(Data items)

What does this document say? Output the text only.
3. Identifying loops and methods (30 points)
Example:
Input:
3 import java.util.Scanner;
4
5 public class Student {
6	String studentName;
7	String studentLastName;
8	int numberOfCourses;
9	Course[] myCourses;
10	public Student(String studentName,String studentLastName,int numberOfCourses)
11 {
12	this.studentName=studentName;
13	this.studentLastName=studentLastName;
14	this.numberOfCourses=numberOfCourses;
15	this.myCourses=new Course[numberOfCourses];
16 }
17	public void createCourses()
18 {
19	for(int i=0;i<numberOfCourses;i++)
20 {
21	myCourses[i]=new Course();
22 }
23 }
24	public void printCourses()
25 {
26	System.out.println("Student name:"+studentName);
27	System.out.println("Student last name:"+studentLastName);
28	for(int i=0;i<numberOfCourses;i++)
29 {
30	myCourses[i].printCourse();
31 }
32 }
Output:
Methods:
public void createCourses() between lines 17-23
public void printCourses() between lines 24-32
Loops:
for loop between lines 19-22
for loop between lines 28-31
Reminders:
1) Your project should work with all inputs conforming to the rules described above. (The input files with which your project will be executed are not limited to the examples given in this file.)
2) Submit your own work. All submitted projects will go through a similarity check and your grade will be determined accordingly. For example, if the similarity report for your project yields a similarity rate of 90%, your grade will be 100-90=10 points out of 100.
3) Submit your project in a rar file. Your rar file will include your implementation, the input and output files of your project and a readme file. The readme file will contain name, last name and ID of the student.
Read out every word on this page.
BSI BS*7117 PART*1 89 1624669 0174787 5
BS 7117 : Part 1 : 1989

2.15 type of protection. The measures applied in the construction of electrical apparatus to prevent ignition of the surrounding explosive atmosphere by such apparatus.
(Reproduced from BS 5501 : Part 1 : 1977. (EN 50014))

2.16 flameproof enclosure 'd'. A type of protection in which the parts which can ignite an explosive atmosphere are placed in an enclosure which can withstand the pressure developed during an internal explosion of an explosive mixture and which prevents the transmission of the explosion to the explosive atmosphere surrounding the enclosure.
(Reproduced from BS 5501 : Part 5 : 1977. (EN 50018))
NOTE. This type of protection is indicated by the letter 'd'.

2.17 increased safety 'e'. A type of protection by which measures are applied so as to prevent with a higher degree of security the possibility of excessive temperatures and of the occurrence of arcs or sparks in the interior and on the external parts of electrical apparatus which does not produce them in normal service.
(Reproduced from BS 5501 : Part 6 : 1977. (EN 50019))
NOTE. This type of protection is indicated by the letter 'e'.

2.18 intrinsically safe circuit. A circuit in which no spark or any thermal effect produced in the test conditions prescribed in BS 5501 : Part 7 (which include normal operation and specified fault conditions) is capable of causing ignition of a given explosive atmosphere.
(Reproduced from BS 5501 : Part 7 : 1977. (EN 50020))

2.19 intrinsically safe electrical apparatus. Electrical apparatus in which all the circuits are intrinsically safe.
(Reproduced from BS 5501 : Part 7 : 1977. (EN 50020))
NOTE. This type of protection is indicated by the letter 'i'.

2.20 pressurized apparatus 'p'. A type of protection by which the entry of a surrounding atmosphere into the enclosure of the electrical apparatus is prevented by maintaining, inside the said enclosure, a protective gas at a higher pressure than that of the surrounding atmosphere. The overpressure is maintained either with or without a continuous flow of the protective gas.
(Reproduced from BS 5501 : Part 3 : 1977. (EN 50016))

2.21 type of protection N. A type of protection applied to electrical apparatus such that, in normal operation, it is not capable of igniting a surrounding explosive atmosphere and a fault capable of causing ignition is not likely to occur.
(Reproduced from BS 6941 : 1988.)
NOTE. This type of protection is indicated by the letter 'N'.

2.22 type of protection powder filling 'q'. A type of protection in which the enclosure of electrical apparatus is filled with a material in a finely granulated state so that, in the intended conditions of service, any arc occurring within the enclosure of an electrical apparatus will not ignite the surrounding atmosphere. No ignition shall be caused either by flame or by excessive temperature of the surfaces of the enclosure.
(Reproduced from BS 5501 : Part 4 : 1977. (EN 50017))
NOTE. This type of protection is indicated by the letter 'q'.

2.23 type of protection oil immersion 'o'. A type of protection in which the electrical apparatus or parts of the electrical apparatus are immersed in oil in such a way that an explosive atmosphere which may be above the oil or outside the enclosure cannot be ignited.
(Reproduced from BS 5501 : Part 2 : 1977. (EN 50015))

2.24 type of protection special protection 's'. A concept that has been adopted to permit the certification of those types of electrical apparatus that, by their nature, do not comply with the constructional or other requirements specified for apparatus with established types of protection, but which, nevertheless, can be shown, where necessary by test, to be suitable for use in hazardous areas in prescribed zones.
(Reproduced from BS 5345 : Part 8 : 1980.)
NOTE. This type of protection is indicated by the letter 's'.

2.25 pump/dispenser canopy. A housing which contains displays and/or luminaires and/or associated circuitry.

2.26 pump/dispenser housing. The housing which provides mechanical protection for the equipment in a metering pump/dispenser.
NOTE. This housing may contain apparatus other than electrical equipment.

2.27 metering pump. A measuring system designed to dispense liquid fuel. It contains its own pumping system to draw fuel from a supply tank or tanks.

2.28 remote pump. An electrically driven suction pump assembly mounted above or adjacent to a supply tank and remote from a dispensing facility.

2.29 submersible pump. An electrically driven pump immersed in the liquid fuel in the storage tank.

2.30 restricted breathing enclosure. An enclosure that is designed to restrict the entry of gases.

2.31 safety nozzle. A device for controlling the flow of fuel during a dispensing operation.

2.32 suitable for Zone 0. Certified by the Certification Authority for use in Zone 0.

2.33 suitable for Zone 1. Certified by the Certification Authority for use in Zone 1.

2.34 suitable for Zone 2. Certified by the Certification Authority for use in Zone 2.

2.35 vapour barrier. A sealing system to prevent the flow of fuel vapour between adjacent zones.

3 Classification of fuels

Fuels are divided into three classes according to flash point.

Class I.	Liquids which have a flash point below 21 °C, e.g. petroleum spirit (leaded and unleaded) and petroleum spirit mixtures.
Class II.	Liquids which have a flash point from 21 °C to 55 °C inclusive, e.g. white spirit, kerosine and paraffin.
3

**SET EXERCISE**
Find the word "specified" in the data and copy out each line where it turns up.

**THE OUTPUT**
2.18 intrinsically safe circuit. A circuit in which no spark or any thermal effect produced in the test conditions prescribed in BS 5501 : Part 7 (which include normal operation and specified fault conditions) is capable of causing ignition of a given explosive atmosphere.
2.24 type of protection special protection 's'. A concept that has been adopted to permit the certification of those types of electrical apparatus that, by their nature, do not comply with the constructional or other requirements specified for apparatus with established types of protection, but which, nevertheless, can be shown, where necessary by test, to be suitable for use in hazardous areas in prescribed zones.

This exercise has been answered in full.